◆ **What the task asks**:
Check each line of the records for "Treated"; collect those that have it.
======== Information provided ========
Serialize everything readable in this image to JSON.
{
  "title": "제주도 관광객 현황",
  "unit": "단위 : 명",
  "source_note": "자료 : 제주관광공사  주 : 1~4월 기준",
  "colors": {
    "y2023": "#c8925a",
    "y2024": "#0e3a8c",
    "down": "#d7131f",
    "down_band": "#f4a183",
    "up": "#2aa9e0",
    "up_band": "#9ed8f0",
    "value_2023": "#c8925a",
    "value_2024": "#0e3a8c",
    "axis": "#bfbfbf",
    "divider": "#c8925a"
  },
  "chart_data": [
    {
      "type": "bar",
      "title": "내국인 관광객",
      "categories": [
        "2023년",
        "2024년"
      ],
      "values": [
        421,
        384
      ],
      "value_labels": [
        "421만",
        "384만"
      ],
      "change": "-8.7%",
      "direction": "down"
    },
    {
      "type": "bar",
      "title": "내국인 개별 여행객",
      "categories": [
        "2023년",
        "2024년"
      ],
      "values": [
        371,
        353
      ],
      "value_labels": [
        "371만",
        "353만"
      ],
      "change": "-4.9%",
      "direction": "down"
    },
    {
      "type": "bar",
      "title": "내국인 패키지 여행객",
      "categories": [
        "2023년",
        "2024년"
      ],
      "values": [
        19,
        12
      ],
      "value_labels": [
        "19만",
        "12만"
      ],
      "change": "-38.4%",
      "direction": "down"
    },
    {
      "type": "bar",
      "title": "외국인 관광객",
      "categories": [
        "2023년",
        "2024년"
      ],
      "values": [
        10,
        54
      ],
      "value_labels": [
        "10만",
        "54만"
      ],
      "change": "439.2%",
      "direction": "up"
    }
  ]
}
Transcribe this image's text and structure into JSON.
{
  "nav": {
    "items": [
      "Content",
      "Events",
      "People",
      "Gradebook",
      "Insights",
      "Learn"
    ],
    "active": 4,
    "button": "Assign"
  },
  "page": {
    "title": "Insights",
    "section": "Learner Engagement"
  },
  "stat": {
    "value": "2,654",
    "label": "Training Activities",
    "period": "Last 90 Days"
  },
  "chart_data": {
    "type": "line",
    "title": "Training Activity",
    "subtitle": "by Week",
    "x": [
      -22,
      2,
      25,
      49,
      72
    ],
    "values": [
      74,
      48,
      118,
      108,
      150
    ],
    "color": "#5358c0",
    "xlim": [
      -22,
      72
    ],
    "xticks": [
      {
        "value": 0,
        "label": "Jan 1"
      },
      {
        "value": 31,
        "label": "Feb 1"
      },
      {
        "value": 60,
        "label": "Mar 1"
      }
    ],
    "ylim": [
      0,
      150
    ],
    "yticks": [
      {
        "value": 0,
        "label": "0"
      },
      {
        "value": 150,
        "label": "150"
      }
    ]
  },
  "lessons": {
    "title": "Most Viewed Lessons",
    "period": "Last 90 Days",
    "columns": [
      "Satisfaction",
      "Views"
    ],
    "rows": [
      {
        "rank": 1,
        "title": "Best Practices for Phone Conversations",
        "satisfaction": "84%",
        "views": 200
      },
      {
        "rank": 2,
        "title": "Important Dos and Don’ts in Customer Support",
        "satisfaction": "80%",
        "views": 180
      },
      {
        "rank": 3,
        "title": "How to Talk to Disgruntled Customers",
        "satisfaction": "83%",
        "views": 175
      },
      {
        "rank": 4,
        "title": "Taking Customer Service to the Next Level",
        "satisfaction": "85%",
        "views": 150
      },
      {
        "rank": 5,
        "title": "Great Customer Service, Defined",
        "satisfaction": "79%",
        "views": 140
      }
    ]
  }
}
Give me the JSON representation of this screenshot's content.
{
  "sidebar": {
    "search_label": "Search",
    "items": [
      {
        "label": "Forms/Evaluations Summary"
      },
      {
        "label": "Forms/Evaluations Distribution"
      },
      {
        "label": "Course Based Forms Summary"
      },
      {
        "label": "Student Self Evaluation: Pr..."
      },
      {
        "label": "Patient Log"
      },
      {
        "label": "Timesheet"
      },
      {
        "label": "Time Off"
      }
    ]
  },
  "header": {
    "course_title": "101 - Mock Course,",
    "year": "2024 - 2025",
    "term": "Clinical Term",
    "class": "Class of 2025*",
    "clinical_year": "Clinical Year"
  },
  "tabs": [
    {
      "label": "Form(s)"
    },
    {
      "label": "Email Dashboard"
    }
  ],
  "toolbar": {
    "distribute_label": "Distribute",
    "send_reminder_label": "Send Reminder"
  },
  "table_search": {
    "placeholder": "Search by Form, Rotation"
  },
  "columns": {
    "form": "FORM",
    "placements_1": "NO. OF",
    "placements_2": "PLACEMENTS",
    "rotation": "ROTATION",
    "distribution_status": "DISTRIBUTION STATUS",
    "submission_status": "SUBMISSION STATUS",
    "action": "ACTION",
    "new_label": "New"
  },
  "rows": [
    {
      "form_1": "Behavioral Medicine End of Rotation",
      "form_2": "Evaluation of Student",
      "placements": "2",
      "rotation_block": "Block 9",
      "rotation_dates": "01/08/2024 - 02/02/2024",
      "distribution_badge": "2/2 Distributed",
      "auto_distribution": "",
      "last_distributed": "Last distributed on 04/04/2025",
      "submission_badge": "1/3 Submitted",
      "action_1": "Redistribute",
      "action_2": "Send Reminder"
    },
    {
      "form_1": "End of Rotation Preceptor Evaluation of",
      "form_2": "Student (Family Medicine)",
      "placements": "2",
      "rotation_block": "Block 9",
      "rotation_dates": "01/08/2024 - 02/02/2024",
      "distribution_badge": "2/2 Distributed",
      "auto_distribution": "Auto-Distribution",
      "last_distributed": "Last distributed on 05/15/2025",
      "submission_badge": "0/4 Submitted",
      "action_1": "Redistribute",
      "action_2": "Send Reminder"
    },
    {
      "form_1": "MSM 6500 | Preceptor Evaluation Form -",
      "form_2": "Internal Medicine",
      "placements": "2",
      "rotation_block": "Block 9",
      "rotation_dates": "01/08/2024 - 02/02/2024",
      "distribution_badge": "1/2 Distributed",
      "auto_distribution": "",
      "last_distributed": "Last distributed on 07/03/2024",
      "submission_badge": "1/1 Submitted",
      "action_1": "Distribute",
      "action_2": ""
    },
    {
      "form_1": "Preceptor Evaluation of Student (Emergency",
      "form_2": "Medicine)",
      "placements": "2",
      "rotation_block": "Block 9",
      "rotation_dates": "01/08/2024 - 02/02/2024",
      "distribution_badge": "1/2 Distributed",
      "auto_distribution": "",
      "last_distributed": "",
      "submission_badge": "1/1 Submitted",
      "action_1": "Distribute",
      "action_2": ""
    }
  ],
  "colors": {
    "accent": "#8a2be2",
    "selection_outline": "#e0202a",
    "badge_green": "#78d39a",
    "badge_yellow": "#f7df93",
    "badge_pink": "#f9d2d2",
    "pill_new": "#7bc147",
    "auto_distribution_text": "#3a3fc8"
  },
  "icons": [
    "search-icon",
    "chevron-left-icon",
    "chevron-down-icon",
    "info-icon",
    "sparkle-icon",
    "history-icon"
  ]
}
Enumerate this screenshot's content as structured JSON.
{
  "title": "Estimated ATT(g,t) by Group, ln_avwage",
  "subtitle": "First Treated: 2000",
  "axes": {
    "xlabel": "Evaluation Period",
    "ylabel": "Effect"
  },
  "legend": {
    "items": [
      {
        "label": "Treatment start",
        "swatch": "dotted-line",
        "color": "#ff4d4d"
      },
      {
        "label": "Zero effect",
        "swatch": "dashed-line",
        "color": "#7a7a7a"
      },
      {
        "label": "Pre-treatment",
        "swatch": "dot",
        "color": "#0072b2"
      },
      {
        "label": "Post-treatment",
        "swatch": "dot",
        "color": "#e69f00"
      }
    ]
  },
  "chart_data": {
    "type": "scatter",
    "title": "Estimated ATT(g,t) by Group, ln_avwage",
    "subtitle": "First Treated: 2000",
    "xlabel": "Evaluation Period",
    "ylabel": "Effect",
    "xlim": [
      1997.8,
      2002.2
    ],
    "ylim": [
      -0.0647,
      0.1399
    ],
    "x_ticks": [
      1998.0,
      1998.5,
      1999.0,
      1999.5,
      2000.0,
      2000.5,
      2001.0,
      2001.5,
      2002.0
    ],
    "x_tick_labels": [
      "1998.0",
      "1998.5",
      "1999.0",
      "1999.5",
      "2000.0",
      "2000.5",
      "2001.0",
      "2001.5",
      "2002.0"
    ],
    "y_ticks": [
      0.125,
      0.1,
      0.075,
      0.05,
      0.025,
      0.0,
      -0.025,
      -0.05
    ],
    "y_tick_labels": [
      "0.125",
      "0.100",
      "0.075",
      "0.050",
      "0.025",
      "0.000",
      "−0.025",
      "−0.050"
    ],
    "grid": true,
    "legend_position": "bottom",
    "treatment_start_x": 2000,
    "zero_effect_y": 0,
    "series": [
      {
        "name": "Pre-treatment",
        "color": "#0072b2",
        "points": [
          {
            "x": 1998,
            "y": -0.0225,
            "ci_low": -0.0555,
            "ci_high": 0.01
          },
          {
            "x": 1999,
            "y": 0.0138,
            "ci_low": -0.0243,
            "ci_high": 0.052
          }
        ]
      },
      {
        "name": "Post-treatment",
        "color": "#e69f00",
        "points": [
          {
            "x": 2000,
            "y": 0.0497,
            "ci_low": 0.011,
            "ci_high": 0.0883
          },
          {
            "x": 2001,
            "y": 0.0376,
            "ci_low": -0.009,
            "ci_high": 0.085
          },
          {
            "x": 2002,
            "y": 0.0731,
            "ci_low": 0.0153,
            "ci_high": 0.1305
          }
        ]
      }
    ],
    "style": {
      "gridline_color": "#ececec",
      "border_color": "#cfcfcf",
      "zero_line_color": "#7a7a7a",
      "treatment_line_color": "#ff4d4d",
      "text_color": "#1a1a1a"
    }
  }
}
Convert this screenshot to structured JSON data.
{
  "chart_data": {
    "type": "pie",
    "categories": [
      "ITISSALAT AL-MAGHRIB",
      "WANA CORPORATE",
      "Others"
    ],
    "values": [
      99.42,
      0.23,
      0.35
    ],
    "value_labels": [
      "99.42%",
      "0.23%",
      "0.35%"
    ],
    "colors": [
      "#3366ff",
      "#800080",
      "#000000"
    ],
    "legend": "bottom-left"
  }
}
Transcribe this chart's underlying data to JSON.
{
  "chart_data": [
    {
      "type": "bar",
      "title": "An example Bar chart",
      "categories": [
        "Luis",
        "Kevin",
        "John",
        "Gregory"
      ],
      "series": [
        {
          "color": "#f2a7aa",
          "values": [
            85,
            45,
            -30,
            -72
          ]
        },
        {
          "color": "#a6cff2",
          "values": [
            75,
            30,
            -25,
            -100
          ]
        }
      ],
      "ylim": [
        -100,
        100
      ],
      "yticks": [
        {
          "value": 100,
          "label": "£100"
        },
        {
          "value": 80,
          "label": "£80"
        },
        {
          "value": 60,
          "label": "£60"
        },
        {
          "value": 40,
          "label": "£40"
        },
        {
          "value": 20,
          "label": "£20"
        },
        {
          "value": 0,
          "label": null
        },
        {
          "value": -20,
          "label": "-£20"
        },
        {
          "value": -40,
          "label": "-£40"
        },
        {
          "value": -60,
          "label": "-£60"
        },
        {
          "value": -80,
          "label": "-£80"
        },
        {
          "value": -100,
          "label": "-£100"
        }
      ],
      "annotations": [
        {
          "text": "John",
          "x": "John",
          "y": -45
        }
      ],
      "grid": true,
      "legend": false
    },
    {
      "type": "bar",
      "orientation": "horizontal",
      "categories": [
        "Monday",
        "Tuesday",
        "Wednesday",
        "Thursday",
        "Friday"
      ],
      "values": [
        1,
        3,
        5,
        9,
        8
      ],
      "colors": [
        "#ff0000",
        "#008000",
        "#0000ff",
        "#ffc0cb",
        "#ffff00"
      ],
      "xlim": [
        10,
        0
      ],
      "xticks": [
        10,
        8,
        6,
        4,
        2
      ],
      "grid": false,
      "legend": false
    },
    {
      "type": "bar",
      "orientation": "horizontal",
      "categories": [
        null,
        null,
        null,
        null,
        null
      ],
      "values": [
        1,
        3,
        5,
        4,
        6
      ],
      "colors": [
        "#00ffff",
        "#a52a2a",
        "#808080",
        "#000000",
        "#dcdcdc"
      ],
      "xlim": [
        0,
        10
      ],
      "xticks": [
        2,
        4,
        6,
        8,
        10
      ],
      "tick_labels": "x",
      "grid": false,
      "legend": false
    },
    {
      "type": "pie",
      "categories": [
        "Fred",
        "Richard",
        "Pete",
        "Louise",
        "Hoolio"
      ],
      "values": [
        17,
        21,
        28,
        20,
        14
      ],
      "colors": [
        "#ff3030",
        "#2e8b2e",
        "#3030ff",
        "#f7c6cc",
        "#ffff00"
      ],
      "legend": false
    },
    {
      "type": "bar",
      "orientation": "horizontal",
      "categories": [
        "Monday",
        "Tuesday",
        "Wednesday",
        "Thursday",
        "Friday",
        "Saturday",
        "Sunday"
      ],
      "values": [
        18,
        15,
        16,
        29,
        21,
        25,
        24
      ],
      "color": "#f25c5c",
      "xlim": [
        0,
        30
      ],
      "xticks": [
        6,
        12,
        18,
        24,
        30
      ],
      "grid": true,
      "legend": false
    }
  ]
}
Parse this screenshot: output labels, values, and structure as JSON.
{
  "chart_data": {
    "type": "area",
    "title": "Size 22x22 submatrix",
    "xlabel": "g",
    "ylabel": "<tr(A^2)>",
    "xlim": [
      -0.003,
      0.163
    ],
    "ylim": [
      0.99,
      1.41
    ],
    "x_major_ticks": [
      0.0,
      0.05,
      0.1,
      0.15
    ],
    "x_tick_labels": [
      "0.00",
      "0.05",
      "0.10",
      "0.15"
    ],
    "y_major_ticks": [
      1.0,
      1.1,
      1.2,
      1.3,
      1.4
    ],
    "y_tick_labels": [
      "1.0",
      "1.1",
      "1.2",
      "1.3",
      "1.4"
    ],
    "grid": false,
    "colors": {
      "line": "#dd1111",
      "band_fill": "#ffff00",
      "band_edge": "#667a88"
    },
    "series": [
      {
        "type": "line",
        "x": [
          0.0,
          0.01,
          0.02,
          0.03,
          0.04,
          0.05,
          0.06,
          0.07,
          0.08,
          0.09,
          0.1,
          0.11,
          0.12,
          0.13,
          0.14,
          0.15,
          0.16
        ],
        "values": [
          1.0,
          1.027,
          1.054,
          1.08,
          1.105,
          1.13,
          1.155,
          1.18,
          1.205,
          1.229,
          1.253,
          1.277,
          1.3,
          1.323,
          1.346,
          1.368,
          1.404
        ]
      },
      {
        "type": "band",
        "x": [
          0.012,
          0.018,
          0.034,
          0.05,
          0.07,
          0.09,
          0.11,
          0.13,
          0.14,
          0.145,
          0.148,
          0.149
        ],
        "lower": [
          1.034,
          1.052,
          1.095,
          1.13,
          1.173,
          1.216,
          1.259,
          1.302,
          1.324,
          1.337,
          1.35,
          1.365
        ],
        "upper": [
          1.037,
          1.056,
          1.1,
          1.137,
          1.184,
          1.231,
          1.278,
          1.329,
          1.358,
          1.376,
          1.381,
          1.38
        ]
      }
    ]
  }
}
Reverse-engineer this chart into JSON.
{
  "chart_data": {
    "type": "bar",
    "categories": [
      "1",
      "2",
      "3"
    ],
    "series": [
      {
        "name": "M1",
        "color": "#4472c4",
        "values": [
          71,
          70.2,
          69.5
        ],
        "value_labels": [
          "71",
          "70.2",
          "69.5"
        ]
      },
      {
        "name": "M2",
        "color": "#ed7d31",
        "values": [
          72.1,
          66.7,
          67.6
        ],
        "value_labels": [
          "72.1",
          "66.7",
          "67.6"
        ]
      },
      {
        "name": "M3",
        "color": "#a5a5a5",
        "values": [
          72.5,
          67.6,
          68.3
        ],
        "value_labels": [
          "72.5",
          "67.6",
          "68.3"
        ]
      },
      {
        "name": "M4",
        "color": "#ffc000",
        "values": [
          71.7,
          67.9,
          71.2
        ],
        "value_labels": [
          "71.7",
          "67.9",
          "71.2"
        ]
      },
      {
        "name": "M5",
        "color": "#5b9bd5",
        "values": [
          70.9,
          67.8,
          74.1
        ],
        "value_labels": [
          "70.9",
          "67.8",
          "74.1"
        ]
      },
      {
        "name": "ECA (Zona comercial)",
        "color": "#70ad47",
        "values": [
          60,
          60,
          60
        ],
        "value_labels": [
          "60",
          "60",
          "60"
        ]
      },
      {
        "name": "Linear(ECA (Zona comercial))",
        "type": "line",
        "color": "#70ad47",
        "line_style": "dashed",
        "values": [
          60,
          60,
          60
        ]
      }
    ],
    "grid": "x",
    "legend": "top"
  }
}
========
◆ **Complete answer**:
  "subtitle": "First Treated: 2000",
    "subtitle": "First Treated: 2000",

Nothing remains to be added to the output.